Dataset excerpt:
+++++
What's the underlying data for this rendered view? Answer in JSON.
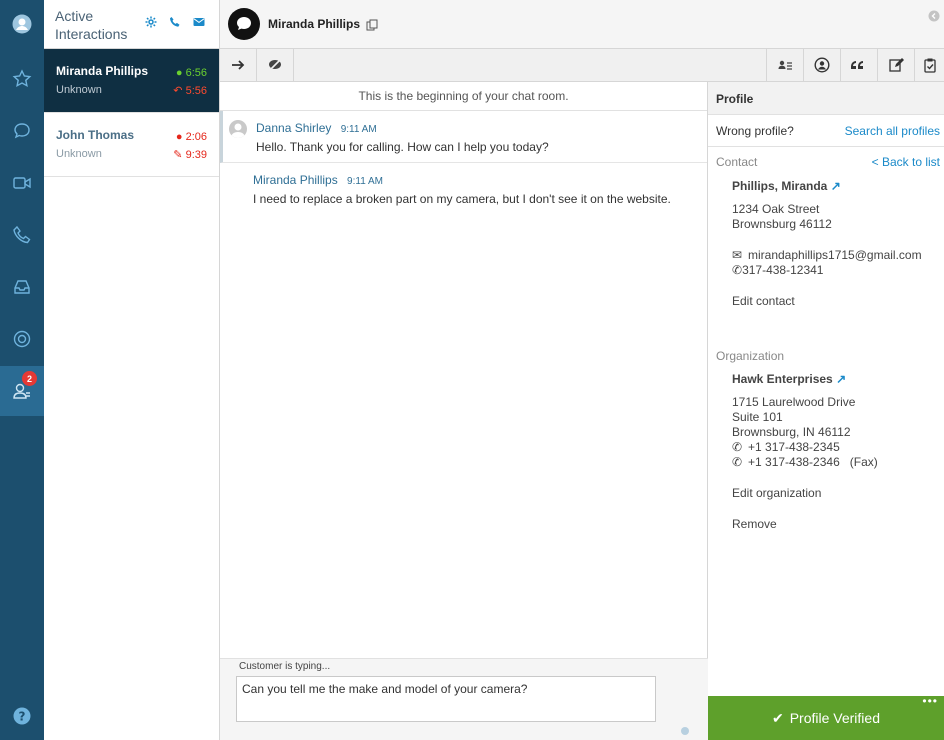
{
  "rail": {
    "badge_count": "2"
  },
  "interactions": {
    "title": "Active Interactions",
    "items": [
      {
        "name": "Miranda Phillips",
        "status": "Unknown",
        "time1": "6:56",
        "time2": "5:56"
      },
      {
        "name": "John Thomas",
        "status": "Unknown",
        "time1": "2:06",
        "time2": "9:39"
      }
    ]
  },
  "chat_header": {
    "name": "Miranda Phillips"
  },
  "chat": {
    "begin_text": "This is the beginning of your chat room.",
    "messages": [
      {
        "author": "Danna Shirley",
        "time": "9:11 AM",
        "text": "Hello. Thank you for calling. How can I help you today?"
      },
      {
        "author": "Miranda Phillips",
        "time": "9:11 AM",
        "text": "I need to replace a broken part on my camera, but I don't see it on the website."
      }
    ]
  },
  "composer": {
    "typing_status": "Customer is typing...",
    "value": "Can you tell me the make and model of your camera?"
  },
  "profile": {
    "title": "Profile",
    "wrong_profile": "Wrong profile?",
    "search_link": "Search all profiles",
    "contact_label": "Contact",
    "back_link": "< Back to list",
    "contact_name": "Phillips, Miranda",
    "address1": "1234 Oak Street",
    "address2": "Brownsburg 46112",
    "email": "mirandaphillips1715@gmail.com",
    "phone": "317-438-12341",
    "edit_contact": "Edit contact",
    "org_label": "Organization",
    "org_name": "Hawk Enterprises",
    "org_address1": "1715 Laurelwood Drive",
    "org_address2": "Suite 101",
    "org_address3": "Brownsburg, IN 46112",
    "org_phone": "+1 317-438-2345",
    "org_fax": "+1 317-438-2346",
    "fax_label": "(Fax)",
    "edit_org": "Edit organization",
    "remove": "Remove",
    "verified": "Profile Verified"
  },
  "colors": {
    "rail": "#1c4f6e",
    "selected_card": "#0f2f42",
    "link": "#1b8ac9",
    "verified": "#5ea02b"
  }
}
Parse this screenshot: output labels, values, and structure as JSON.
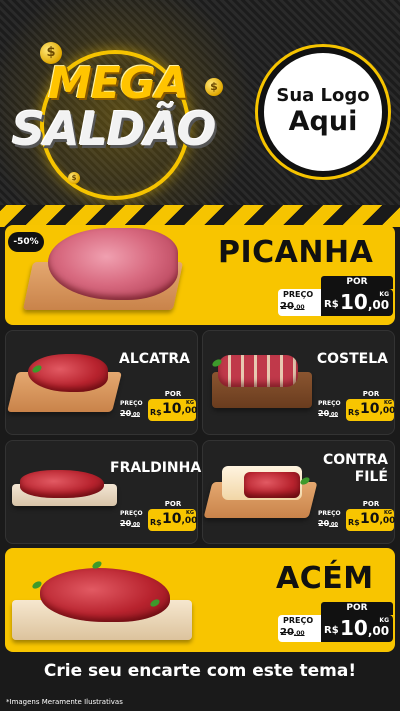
{
  "header": {
    "title_line1": "MEGA",
    "title_line2": "SALDÃO",
    "coin_symbol": "$",
    "logo_line1": "Sua Logo",
    "logo_line2": "Aqui"
  },
  "colors": {
    "accent_yellow": "#f8c500",
    "dark": "#111111",
    "panel_dark": "#222222"
  },
  "featured_top": {
    "discount_badge": "-50%",
    "name": "PICANHA",
    "por": "POR",
    "preco": "PREÇO",
    "old_price": "20",
    "old_cents": ",00",
    "currency": "R$",
    "price": "10",
    "cents": ",00",
    "unit": "KG"
  },
  "products": [
    {
      "name": "ALCATRA",
      "por": "POR",
      "preco": "PREÇO",
      "old_price": "20",
      "old_cents": ",00",
      "currency": "R$",
      "price": "10",
      "cents": ",00",
      "unit": "KG"
    },
    {
      "name": "COSTELA",
      "por": "POR",
      "preco": "PREÇO",
      "old_price": "20",
      "old_cents": ",00",
      "currency": "R$",
      "price": "10",
      "cents": ",00",
      "unit": "KG"
    },
    {
      "name": "FRALDINHA",
      "por": "POR",
      "preco": "PREÇO",
      "old_price": "20",
      "old_cents": ",00",
      "currency": "R$",
      "price": "10",
      "cents": ",00",
      "unit": "KG"
    },
    {
      "name_line1": "CONTRA",
      "name_line2": "FILÉ",
      "por": "POR",
      "preco": "PREÇO",
      "old_price": "20",
      "old_cents": ",00",
      "currency": "R$",
      "price": "10",
      "cents": ",00",
      "unit": "KG"
    }
  ],
  "featured_bottom": {
    "name": "ACÉM",
    "por": "POR",
    "preco": "PREÇO",
    "old_price": "20",
    "old_cents": ",00",
    "currency": "R$",
    "price": "10",
    "cents": ",00",
    "unit": "KG"
  },
  "footer": {
    "title": "Crie seu encarte com este tema!",
    "note": "*Imagens Meramente Ilustrativas"
  }
}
+++++
What the exercise asks: Select every line in the records above that contains the word "verified".

Answer to this exercise:
    "verified": "Profile Verified"
    "verified": "#5ea02b"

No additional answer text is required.